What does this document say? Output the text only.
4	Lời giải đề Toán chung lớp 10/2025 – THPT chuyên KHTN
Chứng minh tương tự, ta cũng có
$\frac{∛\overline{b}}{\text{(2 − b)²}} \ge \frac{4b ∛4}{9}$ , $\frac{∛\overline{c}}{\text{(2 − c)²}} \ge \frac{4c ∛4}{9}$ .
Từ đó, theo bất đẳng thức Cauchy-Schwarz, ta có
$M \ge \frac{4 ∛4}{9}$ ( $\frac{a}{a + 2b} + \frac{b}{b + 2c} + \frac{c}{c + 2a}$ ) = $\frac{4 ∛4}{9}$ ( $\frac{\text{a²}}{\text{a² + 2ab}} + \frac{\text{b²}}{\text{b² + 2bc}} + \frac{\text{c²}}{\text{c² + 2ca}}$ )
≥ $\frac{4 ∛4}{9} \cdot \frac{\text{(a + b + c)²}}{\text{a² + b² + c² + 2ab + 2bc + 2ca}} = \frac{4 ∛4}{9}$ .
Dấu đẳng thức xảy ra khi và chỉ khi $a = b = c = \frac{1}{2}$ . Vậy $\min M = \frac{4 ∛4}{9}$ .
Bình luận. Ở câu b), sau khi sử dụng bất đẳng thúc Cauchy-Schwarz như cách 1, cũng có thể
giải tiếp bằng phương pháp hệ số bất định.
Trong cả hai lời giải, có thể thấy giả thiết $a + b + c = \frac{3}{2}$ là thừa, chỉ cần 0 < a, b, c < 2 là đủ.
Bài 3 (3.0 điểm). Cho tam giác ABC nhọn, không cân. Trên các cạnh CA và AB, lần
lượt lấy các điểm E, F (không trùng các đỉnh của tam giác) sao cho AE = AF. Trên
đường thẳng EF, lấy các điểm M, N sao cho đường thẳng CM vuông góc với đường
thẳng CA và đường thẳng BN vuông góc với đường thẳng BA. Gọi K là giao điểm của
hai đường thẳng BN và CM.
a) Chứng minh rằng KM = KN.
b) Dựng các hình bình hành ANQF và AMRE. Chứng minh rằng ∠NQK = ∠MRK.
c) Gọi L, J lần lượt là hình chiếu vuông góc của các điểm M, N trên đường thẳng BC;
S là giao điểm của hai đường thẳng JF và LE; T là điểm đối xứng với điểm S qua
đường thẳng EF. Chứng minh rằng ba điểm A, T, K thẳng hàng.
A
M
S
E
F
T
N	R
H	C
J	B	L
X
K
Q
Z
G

Given task | Each line above must be printed exactly as it appears.

Solution for this problem |
What does this document say? Output the text only.
4	Lời giải đề Toán chung lớp 10/2025 – THPT chuyên KHTN
Chứng minh tương tự, ta cũng có
$\frac{∛\overline{b}}{\text{(2 − b)²}} \ge \frac{4b ∛4}{9}$ , $\frac{∛\overline{c}}{\text{(2 − c)²}} \ge \frac{4c ∛4}{9}$ .
Từ đó, theo bất đẳng thức Cauchy-Schwarz, ta có
$M \ge \frac{4 ∛4}{9}$ ( $\frac{a}{a + 2b} + \frac{b}{b + 2c} + \frac{c}{c + 2a}$ ) = $\frac{4 ∛4}{9}$ ( $\frac{\text{a²}}{\text{a² + 2ab}} + \frac{\text{b²}}{\text{b² + 2bc}} + \frac{\text{c²}}{\text{c² + 2ca}}$ )
≥ $\frac{4 ∛4}{9} \cdot \frac{\text{(a + b + c)²}}{\text{a² + b² + c² + 2ab + 2bc + 2ca}} = \frac{4 ∛4}{9}$ .
Dấu đẳng thức xảy ra khi và chỉ khi $a = b = c = \frac{1}{2}$ . Vậy $\min M = \frac{4 ∛4}{9}$ .
Bình luận. Ở câu b), sau khi sử dụng bất đẳng thúc Cauchy-Schwarz như cách 1, cũng có thể
giải tiếp bằng phương pháp hệ số bất định.
Trong cả hai lời giải, có thể thấy giả thiết $a + b + c = \frac{3}{2}$ là thừa, chỉ cần 0 < a, b, c < 2 là đủ.
Bài 3 (3.0 điểm). Cho tam giác ABC nhọn, không cân. Trên các cạnh CA và AB, lần
lượt lấy các điểm E, F (không trùng các đỉnh của tam giác) sao cho AE = AF. Trên
đường thẳng EF, lấy các điểm M, N sao cho đường thẳng CM vuông góc với đường
thẳng CA và đường thẳng BN vuông góc với đường thẳng BA. Gọi K là giao điểm của
hai đường thẳng BN và CM.
a) Chứng minh rằng KM = KN.
b) Dựng các hình bình hành ANQF và AMRE. Chứng minh rằng ∠NQK = ∠MRK.
c) Gọi L, J lần lượt là hình chiếu vuông góc của các điểm M, N trên đường thẳng BC;
S là giao điểm của hai đường thẳng JF và LE; T là điểm đối xứng với điểm S qua
đường thẳng EF. Chứng minh rằng ba điểm A, T, K thẳng hàng.
A
M
S
E
F
T
N	R
H	C
J	B	L
X
K
Q
Z
G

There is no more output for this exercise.